## start Information given
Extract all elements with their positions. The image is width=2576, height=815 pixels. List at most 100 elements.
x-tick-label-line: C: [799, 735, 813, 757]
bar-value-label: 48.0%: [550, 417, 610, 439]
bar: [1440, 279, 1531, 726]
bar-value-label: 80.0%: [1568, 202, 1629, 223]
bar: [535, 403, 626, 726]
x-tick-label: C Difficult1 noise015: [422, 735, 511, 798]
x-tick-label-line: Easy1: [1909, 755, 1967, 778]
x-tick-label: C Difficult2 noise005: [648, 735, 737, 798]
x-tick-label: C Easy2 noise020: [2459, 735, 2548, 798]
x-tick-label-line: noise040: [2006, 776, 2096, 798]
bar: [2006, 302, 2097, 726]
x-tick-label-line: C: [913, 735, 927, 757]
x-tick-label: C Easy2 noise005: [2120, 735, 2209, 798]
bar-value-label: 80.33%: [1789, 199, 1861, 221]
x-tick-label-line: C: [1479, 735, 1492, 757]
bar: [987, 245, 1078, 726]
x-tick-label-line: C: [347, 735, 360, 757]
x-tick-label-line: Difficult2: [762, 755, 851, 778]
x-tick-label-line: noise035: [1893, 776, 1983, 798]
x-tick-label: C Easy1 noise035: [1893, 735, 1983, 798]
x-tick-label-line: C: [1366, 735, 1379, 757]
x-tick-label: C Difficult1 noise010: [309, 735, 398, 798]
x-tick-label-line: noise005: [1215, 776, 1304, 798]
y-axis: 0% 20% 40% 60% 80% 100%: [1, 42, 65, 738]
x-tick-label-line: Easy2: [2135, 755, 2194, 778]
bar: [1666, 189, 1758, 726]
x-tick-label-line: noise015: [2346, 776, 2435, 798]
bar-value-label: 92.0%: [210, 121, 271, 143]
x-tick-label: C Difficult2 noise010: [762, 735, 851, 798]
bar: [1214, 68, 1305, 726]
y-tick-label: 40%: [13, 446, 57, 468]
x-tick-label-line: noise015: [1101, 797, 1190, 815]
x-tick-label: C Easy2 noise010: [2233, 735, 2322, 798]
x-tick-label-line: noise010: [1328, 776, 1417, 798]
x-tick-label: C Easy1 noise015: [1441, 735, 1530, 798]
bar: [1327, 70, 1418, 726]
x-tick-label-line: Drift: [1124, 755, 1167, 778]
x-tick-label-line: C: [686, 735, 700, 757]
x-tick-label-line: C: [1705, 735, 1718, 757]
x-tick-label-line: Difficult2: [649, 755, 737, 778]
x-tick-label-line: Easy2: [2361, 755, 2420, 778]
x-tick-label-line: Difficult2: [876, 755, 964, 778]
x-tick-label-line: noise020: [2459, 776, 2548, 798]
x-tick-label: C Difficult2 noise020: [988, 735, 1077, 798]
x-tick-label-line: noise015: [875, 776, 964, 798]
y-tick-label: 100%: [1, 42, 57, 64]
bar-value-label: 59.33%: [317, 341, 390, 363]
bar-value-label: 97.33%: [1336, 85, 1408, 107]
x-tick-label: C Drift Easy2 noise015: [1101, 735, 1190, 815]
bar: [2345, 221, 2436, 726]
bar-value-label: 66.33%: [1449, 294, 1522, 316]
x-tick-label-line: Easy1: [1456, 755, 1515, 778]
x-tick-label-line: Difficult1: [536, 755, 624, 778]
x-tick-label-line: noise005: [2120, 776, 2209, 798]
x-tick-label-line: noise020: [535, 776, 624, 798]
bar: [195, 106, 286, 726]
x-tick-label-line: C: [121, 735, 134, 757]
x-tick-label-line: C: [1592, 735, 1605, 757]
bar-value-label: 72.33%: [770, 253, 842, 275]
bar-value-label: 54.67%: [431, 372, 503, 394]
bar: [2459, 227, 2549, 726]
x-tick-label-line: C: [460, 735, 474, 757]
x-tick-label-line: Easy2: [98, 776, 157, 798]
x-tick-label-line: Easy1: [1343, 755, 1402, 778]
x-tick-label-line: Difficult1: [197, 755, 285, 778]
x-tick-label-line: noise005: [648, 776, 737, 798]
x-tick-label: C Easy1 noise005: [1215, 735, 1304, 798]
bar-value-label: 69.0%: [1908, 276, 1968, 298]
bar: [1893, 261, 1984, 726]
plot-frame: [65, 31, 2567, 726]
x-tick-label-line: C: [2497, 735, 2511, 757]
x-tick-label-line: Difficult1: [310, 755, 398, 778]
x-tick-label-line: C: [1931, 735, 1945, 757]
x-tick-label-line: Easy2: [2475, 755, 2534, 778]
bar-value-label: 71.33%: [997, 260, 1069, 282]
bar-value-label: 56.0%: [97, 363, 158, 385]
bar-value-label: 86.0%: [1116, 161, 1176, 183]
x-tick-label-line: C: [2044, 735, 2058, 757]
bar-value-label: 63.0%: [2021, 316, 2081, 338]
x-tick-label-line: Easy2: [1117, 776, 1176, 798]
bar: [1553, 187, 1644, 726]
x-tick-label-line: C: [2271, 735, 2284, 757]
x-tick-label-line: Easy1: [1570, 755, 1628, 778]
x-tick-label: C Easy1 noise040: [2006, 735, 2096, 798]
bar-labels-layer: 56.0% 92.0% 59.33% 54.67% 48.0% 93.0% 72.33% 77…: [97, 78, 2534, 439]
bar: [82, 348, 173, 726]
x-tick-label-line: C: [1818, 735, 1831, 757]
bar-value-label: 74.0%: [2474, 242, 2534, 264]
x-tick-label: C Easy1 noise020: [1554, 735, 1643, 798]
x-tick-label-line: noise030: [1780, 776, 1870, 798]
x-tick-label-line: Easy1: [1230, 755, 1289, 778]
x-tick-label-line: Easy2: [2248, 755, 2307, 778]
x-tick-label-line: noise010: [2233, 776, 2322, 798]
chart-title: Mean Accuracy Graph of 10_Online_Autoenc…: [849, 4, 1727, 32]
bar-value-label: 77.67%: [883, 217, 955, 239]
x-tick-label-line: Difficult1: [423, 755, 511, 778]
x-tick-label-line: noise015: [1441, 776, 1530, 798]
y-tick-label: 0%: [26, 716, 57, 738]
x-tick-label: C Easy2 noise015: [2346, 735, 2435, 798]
## end Information given
## Exercise prompt
Quote the entries word for word, starting at the beginning and ending with the line that contains "x-tick-label: C Difficult1 noise015: [422, 735, 511, 798]", with that line included.

## Result of this exercise
Extract all elements with their positions. The image is width=2576, height=815 pixels. List at most 100 elements.
x-tick-label-line: C: [799, 735, 813, 757]
bar-value-label: 48.0%: [550, 417, 610, 439]
bar: [1440, 279, 1531, 726]
bar-value-label: 80.0%: [1568, 202, 1629, 223]
bar: [535, 403, 626, 726]
x-tick-label: C Difficult1 noise015: [422, 735, 511, 798]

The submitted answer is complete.